::: DATA RECORDS

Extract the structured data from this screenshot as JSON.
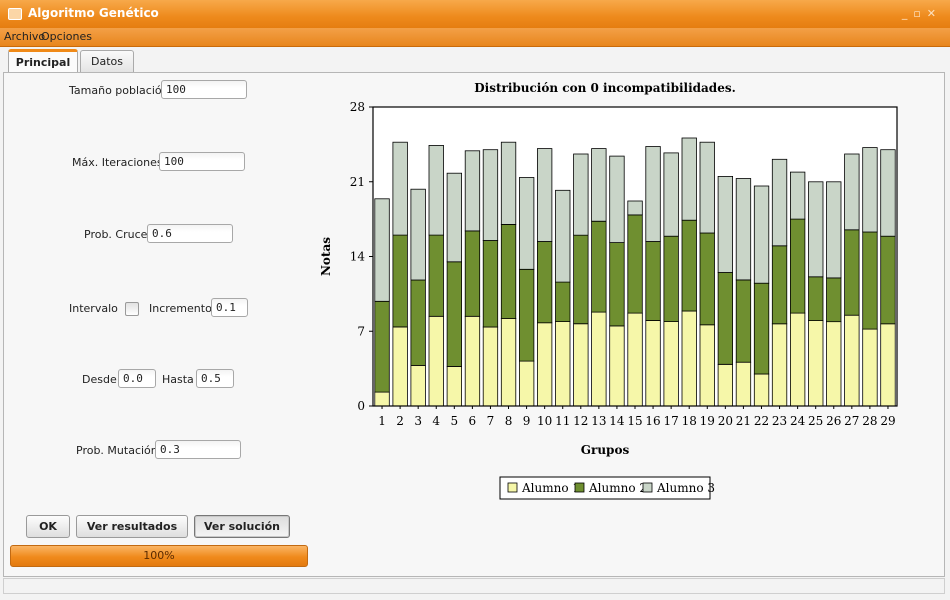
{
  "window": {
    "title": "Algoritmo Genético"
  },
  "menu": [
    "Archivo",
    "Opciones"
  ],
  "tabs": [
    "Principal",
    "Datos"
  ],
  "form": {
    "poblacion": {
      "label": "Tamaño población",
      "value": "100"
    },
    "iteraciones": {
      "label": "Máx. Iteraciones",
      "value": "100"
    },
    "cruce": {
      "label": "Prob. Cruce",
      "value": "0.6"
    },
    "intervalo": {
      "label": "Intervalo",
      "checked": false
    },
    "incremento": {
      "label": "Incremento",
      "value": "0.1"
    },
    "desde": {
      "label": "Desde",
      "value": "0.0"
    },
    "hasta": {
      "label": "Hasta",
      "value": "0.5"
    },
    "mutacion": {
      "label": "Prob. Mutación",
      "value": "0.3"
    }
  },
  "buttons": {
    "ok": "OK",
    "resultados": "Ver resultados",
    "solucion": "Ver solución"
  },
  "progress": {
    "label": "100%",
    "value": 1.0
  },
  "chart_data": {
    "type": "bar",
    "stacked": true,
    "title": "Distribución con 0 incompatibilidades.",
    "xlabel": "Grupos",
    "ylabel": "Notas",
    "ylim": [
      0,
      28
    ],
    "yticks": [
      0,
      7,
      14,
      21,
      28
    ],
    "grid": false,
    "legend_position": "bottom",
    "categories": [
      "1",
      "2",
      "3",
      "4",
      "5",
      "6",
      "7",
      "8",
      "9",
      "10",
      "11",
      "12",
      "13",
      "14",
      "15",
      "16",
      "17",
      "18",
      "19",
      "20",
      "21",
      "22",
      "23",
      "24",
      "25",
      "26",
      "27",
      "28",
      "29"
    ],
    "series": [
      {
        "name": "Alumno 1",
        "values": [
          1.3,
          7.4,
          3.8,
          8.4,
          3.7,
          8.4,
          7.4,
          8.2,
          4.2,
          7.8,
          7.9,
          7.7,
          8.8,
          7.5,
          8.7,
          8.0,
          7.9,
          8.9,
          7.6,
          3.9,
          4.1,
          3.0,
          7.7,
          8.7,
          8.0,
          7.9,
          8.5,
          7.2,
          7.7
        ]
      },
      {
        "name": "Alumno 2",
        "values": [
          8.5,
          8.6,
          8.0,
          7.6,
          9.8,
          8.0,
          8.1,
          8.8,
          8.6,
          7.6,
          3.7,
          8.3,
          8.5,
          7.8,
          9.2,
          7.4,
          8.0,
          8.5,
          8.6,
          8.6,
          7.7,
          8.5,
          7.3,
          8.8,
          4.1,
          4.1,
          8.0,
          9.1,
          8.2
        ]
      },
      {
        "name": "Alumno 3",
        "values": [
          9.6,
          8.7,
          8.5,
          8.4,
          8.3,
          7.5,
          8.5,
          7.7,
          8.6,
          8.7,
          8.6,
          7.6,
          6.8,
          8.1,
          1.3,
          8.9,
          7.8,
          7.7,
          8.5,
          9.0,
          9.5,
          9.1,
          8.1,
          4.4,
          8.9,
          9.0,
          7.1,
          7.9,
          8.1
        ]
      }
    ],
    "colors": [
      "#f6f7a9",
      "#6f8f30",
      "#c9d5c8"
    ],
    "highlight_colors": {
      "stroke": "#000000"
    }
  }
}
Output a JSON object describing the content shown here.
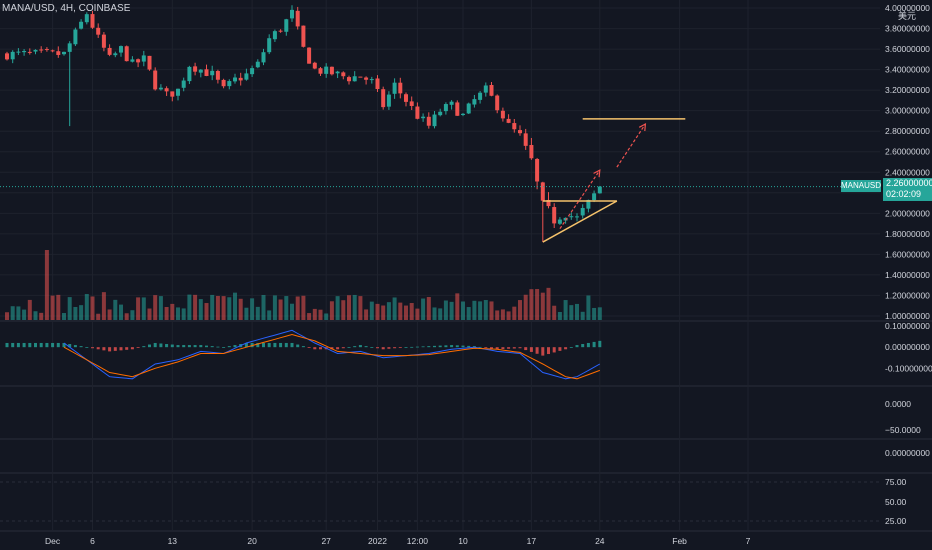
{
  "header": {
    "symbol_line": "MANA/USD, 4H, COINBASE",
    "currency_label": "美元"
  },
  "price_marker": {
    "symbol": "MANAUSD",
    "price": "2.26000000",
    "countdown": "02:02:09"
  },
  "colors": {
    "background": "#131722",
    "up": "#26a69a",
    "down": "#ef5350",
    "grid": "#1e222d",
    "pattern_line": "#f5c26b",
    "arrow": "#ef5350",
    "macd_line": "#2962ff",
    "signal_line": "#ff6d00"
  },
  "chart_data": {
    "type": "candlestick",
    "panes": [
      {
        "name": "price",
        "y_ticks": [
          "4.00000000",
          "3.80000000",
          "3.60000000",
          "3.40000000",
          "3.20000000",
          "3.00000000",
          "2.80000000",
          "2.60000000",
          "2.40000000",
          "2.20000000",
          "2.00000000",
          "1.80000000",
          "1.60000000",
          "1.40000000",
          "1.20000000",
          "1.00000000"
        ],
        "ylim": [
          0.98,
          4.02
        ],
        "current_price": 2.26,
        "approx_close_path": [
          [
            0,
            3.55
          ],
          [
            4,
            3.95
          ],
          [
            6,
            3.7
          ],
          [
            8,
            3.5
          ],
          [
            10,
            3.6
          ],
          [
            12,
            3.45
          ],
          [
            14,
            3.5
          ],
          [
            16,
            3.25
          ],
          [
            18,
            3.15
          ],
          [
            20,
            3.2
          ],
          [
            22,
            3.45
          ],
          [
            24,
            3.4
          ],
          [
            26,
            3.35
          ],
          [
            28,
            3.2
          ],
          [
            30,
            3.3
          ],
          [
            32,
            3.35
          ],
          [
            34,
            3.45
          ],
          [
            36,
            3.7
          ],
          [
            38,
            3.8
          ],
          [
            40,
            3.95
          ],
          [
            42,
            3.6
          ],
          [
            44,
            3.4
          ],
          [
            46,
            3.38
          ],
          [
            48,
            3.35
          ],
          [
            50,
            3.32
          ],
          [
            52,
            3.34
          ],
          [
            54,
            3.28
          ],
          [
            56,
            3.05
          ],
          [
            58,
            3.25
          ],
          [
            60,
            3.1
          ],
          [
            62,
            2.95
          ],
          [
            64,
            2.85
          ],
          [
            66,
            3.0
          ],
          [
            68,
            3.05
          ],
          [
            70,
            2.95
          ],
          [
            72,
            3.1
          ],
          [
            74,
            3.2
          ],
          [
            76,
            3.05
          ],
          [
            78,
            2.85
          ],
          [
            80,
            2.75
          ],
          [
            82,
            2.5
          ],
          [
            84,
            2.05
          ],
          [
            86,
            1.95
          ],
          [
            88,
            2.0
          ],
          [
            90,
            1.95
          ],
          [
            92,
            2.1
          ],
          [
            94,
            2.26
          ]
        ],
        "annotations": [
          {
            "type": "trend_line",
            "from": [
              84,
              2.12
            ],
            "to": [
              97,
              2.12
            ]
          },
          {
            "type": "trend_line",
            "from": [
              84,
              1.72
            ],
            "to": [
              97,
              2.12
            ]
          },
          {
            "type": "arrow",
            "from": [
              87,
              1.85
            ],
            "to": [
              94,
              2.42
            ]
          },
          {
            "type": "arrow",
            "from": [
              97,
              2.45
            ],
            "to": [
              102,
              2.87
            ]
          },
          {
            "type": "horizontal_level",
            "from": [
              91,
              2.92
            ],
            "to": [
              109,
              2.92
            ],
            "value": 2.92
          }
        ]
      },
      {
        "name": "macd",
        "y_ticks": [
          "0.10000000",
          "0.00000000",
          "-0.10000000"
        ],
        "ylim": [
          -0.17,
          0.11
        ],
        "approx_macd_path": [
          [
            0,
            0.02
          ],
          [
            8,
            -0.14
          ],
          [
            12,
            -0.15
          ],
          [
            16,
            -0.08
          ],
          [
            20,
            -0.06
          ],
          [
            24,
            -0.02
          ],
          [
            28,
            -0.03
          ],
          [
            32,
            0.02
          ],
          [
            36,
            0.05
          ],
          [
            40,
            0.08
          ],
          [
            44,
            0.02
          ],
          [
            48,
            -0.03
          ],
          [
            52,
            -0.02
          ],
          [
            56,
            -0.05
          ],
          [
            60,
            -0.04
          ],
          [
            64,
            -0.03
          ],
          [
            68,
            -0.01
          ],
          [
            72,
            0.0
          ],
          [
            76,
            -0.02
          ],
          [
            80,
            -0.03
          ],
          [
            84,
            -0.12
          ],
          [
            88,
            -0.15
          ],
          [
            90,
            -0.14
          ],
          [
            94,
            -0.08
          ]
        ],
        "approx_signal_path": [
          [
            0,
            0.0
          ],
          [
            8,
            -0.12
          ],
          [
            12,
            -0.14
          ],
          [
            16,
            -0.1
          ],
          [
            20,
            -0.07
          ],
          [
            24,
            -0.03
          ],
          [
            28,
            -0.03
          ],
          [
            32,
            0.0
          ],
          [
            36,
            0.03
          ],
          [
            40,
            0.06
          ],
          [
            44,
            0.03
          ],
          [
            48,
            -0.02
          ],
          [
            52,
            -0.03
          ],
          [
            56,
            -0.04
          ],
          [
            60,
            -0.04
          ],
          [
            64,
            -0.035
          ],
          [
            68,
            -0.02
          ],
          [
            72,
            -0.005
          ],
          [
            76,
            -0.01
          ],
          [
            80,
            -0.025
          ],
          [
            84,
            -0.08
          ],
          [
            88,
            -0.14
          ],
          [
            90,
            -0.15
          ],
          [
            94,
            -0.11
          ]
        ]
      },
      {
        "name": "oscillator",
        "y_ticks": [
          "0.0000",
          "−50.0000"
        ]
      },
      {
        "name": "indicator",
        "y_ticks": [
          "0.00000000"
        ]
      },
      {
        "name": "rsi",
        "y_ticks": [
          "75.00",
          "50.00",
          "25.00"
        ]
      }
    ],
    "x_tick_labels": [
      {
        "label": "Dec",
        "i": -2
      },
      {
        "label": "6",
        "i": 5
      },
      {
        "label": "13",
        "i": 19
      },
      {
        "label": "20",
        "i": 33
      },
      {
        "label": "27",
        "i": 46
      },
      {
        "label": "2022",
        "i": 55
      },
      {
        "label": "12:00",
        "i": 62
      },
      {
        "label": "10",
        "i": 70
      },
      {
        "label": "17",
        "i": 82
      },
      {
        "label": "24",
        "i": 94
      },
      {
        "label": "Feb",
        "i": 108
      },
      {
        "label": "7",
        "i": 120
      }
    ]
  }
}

::::::

* AIM:
Go through the records and pull out each line that includes the word "Prob".

* OUTPUT:
      "label": "Prob. Cruce",
      "label": "Prob. Mutación",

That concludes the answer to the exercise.